Items from a dataset:

# # # # #

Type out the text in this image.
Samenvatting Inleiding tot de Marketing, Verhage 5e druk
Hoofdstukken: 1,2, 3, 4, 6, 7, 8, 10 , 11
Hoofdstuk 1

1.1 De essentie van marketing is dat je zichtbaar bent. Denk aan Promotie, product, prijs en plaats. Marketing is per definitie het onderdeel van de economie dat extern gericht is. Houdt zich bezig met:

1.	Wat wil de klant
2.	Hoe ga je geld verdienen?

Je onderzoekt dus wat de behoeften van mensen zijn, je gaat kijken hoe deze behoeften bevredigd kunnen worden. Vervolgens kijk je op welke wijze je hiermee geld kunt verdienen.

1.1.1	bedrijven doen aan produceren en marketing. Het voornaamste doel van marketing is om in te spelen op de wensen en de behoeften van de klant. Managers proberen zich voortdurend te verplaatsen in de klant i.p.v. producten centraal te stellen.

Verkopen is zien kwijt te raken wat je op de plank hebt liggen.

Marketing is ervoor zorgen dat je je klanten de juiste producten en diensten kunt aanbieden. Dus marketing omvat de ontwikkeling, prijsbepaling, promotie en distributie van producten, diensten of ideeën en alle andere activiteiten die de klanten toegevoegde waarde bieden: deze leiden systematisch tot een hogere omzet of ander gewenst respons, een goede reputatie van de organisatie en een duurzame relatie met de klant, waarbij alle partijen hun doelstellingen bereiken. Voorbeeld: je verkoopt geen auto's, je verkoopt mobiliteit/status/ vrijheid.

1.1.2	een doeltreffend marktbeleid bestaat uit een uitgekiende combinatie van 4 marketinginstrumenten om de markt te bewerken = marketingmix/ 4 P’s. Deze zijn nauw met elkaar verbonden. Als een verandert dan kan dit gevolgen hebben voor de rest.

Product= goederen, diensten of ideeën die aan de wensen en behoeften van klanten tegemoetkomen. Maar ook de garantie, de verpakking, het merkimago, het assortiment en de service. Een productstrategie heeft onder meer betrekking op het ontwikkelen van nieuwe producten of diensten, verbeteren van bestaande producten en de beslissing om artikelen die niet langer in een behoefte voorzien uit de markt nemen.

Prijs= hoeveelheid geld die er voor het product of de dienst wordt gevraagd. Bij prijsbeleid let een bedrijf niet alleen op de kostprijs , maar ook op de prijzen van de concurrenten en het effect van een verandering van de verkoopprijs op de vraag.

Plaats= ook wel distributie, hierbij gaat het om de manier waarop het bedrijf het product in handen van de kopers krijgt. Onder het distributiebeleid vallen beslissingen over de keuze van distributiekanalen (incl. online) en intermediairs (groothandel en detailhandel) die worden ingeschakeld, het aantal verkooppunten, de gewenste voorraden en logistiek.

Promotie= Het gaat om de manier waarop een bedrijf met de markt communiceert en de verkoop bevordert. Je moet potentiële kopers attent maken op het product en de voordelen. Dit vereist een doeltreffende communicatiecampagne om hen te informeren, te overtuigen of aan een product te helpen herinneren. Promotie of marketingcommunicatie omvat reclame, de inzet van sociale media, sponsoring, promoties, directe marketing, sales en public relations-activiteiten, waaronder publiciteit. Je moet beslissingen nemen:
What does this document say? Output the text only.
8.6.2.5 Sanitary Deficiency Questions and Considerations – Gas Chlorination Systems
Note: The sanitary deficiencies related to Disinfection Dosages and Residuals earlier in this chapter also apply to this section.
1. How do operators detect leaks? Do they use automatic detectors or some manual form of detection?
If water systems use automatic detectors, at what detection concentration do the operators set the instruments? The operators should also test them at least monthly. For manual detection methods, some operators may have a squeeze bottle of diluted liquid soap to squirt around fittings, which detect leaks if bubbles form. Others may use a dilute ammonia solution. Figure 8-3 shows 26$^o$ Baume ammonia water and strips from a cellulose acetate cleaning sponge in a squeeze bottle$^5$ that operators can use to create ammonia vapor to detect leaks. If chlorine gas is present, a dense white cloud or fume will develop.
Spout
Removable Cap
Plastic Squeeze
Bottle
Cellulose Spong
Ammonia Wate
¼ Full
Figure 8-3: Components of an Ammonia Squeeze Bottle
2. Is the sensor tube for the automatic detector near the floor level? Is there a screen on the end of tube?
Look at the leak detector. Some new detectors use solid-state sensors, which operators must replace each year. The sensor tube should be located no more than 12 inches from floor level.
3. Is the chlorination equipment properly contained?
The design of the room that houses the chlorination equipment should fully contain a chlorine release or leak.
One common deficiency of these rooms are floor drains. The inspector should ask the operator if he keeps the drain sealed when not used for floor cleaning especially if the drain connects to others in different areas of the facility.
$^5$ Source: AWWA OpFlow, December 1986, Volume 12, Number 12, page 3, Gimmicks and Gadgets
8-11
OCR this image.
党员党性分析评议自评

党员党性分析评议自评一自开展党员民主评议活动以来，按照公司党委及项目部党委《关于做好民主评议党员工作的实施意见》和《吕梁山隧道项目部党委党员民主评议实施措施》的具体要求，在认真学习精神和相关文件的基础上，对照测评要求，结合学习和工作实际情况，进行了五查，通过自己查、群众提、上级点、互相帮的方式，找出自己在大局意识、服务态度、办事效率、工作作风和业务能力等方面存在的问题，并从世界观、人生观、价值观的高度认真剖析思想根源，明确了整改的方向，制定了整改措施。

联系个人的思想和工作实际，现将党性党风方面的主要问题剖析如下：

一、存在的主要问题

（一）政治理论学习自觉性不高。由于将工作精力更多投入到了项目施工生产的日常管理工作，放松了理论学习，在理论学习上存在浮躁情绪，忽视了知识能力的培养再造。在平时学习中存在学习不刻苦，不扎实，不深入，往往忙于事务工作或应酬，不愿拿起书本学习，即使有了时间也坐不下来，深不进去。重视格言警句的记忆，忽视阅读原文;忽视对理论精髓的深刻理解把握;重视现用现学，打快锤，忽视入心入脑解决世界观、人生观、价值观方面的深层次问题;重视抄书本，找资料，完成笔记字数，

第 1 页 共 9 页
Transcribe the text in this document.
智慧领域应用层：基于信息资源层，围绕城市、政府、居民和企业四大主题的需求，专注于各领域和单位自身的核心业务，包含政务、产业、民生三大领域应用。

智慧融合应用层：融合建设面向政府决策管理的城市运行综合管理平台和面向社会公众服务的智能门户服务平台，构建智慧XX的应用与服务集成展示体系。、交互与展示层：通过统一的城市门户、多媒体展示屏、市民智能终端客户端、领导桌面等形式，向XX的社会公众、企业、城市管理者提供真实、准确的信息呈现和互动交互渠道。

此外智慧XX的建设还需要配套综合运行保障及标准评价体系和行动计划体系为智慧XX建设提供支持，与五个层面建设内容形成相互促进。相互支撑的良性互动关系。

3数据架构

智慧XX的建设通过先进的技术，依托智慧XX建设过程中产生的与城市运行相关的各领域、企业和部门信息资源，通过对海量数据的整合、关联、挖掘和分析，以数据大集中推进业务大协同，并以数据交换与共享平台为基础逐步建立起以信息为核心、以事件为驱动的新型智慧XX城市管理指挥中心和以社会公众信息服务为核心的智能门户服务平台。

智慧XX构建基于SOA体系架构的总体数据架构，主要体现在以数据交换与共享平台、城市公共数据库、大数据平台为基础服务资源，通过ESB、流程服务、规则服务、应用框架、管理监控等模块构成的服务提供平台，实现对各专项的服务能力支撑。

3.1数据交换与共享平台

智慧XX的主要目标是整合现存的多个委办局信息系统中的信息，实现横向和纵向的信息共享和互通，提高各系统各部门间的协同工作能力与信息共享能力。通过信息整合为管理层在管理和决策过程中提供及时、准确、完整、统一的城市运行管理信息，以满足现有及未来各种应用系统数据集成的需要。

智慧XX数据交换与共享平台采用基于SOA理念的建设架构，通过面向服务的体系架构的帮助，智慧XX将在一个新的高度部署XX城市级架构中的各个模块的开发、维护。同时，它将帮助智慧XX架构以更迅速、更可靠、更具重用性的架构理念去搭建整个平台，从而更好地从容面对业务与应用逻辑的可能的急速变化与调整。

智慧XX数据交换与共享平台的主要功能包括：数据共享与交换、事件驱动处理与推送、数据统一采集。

# # # # #

> _Task requirements_: Go through the entries above and pull out each line with "tube" in it.

> _Solution_:
2. Is the sensor tube for the automatic detector near the floor level? Is there a screen on the end of tube?
Look at the leak detector. Some new detectors use solid-state sensors, which operators must replace each year. The sensor tube should be located no more than 12 inches from floor level.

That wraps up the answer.